● **GIVEN TASK**
Provide an exact transcription of all the records.

● **LISTED ENTRIES**
——————
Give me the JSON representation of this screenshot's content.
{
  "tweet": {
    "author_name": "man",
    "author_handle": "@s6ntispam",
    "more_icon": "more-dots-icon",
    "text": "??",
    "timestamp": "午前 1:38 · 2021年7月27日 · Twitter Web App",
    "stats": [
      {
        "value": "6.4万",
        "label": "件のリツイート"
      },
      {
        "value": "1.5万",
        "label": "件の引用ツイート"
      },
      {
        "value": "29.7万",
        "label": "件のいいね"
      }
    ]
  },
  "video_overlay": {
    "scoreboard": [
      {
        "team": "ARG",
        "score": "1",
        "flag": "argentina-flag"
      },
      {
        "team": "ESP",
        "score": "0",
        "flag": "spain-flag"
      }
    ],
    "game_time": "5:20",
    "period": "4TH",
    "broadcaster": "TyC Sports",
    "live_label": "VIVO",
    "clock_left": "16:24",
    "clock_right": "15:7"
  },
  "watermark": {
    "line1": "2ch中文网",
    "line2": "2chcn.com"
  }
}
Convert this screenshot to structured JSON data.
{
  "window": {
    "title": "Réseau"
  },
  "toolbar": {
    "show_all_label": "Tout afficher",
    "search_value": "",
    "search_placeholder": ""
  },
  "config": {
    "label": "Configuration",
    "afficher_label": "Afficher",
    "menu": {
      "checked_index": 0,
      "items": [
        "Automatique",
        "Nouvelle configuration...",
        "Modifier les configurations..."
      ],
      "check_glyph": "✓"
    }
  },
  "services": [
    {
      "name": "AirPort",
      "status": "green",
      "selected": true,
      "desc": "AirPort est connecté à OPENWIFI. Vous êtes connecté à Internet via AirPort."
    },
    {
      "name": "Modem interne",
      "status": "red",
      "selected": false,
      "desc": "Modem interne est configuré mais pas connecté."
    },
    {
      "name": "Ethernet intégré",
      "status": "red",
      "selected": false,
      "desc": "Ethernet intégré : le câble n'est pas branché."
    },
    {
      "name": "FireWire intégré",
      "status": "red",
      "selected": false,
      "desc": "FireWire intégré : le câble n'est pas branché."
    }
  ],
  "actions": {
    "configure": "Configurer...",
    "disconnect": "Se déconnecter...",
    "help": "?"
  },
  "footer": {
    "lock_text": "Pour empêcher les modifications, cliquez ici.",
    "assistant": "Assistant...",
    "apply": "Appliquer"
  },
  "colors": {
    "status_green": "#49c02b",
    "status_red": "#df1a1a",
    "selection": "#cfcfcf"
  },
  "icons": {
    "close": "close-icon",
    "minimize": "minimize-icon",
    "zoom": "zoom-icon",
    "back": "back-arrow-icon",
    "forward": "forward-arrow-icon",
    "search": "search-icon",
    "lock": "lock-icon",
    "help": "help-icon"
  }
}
——————
● **RESULT FOR THIS EXERCISE**
Give me the JSON representation of this screenshot's content.
{
  "tweet": {
    "author_name": "man",
    "author_handle": "@s6ntispam",
    "more_icon": "more-dots-icon",
    "text": "??",
    "timestamp": "午前 1:38 · 2021年7月27日 · Twitter Web App",
    "stats": [
      {
        "value": "6.4万",
        "label": "件のリツイート"
      },
      {
        "value": "1.5万",
        "label": "件の引用ツイート"
      },
      {
        "value": "29.7万",
        "label": "件のいいね"
      }
    ]
  },
  "video_overlay": {
    "scoreboard": [
      {
        "team": "ARG",
        "score": "1",
        "flag": "argentina-flag"
      },
      {
        "team": "ESP",
        "score": "0",
        "flag": "spain-flag"
      }
    ],
    "game_time": "5:20",
    "period": "4TH",
    "broadcaster": "TyC Sports",
    "live_label": "VIVO",
    "clock_left": "16:24",
    "clock_right": "15:7"
  },
  "watermark": {
    "line1": "2ch中文网",
    "line2": "2chcn.com"
  }
}
Convert this screenshot to structured JSON data.
{
  "window": {
    "title": "Réseau"
  },
  "toolbar": {
    "show_all_label": "Tout afficher",
    "search_value": "",
    "search_placeholder": ""
  },
  "config": {
    "label": "Configuration",
    "afficher_label": "Afficher",
    "menu": {
      "checked_index": 0,
      "items": [
        "Automatique",
        "Nouvelle configuration...",
        "Modifier les configurations..."
      ],
      "check_glyph": "✓"
    }
  },
  "services": [
    {
      "name": "AirPort",
      "status": "green",
      "selected": true,
      "desc": "AirPort est connecté à OPENWIFI. Vous êtes connecté à Internet via AirPort."
    },
    {
      "name": "Modem interne",
      "status": "red",
      "selected": false,
      "desc": "Modem interne est configuré mais pas connecté."
    },
    {
      "name": "Ethernet intégré",
      "status": "red",
      "selected": false,
      "desc": "Ethernet intégré : le câble n'est pas branché."
    },
    {
      "name": "FireWire intégré",
      "status": "red",
      "selected": false,
      "desc": "FireWire intégré : le câble n'est pas branché."
    }
  ],
  "actions": {
    "configure": "Configurer...",
    "disconnect": "Se déconnecter...",
    "help": "?"
  },
  "footer": {
    "lock_text": "Pour empêcher les modifications, cliquez ici.",
    "assistant": "Assistant...",
    "apply": "Appliquer"
  },
  "colors": {
    "status_green": "#49c02b",
    "status_red": "#df1a1a",
    "selection": "#cfcfcf"
  },
  "icons": {
    "close": "close-icon",
    "minimize": "minimize-icon",
    "zoom": "zoom-icon",
    "back": "back-arrow-icon",
    "forward": "forward-arrow-icon",
    "search": "search-icon",
    "lock": "lock-icon",
    "help": "help-icon"
  }
}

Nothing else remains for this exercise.